(Entries from a dataset)
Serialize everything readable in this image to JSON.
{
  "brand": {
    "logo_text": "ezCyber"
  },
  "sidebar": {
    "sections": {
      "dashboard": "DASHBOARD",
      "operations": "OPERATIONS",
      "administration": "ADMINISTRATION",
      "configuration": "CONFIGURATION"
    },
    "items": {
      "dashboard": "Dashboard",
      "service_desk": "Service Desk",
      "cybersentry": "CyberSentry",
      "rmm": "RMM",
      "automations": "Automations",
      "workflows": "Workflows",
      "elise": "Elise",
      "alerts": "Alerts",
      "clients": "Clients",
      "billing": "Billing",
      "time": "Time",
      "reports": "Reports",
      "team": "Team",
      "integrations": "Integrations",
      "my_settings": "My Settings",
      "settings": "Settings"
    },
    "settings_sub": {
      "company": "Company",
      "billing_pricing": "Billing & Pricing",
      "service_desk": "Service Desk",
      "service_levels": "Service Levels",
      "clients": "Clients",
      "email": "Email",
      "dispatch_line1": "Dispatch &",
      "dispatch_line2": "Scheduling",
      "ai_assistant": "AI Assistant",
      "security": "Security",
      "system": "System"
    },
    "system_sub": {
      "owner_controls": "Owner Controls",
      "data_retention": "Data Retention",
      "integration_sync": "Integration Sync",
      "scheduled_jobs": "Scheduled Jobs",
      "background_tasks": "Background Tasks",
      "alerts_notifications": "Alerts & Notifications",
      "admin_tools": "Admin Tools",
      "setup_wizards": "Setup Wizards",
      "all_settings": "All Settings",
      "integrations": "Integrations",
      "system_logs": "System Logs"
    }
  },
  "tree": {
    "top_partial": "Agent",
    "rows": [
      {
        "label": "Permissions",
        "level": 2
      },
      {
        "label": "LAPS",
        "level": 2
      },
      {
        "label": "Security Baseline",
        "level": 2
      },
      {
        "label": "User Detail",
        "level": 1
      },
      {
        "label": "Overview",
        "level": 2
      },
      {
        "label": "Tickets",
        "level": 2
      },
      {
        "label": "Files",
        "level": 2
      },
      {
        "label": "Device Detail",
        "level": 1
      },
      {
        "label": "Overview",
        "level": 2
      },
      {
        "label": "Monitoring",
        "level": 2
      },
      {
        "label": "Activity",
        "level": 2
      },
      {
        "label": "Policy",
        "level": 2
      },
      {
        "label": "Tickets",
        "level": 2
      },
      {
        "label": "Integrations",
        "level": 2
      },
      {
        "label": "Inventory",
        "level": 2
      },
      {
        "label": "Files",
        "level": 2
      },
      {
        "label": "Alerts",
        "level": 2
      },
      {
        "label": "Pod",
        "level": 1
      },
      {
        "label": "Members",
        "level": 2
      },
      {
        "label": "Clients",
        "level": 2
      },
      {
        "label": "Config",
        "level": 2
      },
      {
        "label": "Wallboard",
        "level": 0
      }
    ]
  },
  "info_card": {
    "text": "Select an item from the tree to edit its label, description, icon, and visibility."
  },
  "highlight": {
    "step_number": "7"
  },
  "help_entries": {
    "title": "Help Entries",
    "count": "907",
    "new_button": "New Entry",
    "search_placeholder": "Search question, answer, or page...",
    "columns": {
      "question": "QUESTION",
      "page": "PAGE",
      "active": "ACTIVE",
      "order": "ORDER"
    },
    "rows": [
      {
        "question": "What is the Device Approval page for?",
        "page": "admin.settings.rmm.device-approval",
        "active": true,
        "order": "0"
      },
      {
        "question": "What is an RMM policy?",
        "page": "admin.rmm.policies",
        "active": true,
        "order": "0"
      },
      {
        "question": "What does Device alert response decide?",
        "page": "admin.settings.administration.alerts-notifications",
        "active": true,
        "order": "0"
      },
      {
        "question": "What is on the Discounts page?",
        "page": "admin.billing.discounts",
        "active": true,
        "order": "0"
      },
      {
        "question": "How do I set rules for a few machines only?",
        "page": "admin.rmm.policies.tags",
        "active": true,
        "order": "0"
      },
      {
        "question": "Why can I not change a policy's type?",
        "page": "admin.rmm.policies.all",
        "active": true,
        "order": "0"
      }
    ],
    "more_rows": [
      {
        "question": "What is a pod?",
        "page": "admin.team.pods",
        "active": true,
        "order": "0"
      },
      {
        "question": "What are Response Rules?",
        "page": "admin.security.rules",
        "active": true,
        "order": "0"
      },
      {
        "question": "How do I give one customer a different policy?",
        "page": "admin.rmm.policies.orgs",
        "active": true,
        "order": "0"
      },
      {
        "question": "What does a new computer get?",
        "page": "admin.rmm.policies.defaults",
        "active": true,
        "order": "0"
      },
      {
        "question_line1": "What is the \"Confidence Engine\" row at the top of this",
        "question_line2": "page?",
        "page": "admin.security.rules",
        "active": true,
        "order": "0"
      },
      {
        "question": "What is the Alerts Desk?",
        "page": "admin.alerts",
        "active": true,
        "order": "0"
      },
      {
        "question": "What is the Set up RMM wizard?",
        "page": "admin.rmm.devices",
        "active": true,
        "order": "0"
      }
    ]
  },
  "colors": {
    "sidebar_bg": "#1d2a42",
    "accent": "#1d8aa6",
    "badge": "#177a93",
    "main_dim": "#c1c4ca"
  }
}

Goal.
Using the data above, repeat every line exactly.

Answer to the task.
Serialize everything readable in this image to JSON.
{
  "brand": {
    "logo_text": "ezCyber"
  },
  "sidebar": {
    "sections": {
      "dashboard": "DASHBOARD",
      "operations": "OPERATIONS",
      "administration": "ADMINISTRATION",
      "configuration": "CONFIGURATION"
    },
    "items": {
      "dashboard": "Dashboard",
      "service_desk": "Service Desk",
      "cybersentry": "CyberSentry",
      "rmm": "RMM",
      "automations": "Automations",
      "workflows": "Workflows",
      "elise": "Elise",
      "alerts": "Alerts",
      "clients": "Clients",
      "billing": "Billing",
      "time": "Time",
      "reports": "Reports",
      "team": "Team",
      "integrations": "Integrations",
      "my_settings": "My Settings",
      "settings": "Settings"
    },
    "settings_sub": {
      "company": "Company",
      "billing_pricing": "Billing & Pricing",
      "service_desk": "Service Desk",
      "service_levels": "Service Levels",
      "clients": "Clients",
      "email": "Email",
      "dispatch_line1": "Dispatch &",
      "dispatch_line2": "Scheduling",
      "ai_assistant": "AI Assistant",
      "security": "Security",
      "system": "System"
    },
    "system_sub": {
      "owner_controls": "Owner Controls",
      "data_retention": "Data Retention",
      "integration_sync": "Integration Sync",
      "scheduled_jobs": "Scheduled Jobs",
      "background_tasks": "Background Tasks",
      "alerts_notifications": "Alerts & Notifications",
      "admin_tools": "Admin Tools",
      "setup_wizards": "Setup Wizards",
      "all_settings": "All Settings",
      "integrations": "Integrations",
      "system_logs": "System Logs"
    }
  },
  "tree": {
    "top_partial": "Agent",
    "rows": [
      {
        "label": "Permissions",
        "level": 2
      },
      {
        "label": "LAPS",
        "level": 2
      },
      {
        "label": "Security Baseline",
        "level": 2
      },
      {
        "label": "User Detail",
        "level": 1
      },
      {
        "label": "Overview",
        "level": 2
      },
      {
        "label": "Tickets",
        "level": 2
      },
      {
        "label": "Files",
        "level": 2
      },
      {
        "label": "Device Detail",
        "level": 1
      },
      {
        "label": "Overview",
        "level": 2
      },
      {
        "label": "Monitoring",
        "level": 2
      },
      {
        "label": "Activity",
        "level": 2
      },
      {
        "label": "Policy",
        "level": 2
      },
      {
        "label": "Tickets",
        "level": 2
      },
      {
        "label": "Integrations",
        "level": 2
      },
      {
        "label": "Inventory",
        "level": 2
      },
      {
        "label": "Files",
        "level": 2
      },
      {
        "label": "Alerts",
        "level": 2
      },
      {
        "label": "Pod",
        "level": 1
      },
      {
        "label": "Members",
        "level": 2
      },
      {
        "label": "Clients",
        "level": 2
      },
      {
        "label": "Config",
        "level": 2
      },
      {
        "label": "Wallboard",
        "level": 0
      }
    ]
  },
  "info_card": {
    "text": "Select an item from the tree to edit its label, description, icon, and visibility."
  },
  "highlight": {
    "step_number": "7"
  },
  "help_entries": {
    "title": "Help Entries",
    "count": "907",
    "new_button": "New Entry",
    "search_placeholder": "Search question, answer, or page...",
    "columns": {
      "question": "QUESTION",
      "page": "PAGE",
      "active": "ACTIVE",
      "order": "ORDER"
    },
    "rows": [
      {
        "question": "What is the Device Approval page for?",
        "page": "admin.settings.rmm.device-approval",
        "active": true,
        "order": "0"
      },
      {
        "question": "What is an RMM policy?",
        "page": "admin.rmm.policies",
        "active": true,
        "order": "0"
      },
      {
        "question": "What does Device alert response decide?",
        "page": "admin.settings.administration.alerts-notifications",
        "active": true,
        "order": "0"
      },
      {
        "question": "What is on the Discounts page?",
        "page": "admin.billing.discounts",
        "active": true,
        "order": "0"
      },
      {
        "question": "How do I set rules for a few machines only?",
        "page": "admin.rmm.policies.tags",
        "active": true,
        "order": "0"
      },
      {
        "question": "Why can I not change a policy's type?",
        "page": "admin.rmm.policies.all",
        "active": true,
        "order": "0"
      }
    ],
    "more_rows": [
      {
        "question": "What is a pod?",
        "page": "admin.team.pods",
        "active": true,
        "order": "0"
      },
      {
        "question": "What are Response Rules?",
        "page": "admin.security.rules",
        "active": true,
        "order": "0"
      },
      {
        "question": "How do I give one customer a different policy?",
        "page": "admin.rmm.policies.orgs",
        "active": true,
        "order": "0"
      },
      {
        "question": "What does a new computer get?",
        "page": "admin.rmm.policies.defaults",
        "active": true,
        "order": "0"
      },
      {
        "question_line1": "What is the \"Confidence Engine\" row at the top of this",
        "question_line2": "page?",
        "page": "admin.security.rules",
        "active": true,
        "order": "0"
      },
      {
        "question": "What is the Alerts Desk?",
        "page": "admin.alerts",
        "active": true,
        "order": "0"
      },
      {
        "question": "What is the Set up RMM wizard?",
        "page": "admin.rmm.devices",
        "active": true,
        "order": "0"
      }
    ]
  },
  "colors": {
    "sidebar_bg": "#1d2a42",
    "accent": "#1d8aa6",
    "badge": "#177a93",
    "main_dim": "#c1c4ca"
  }
}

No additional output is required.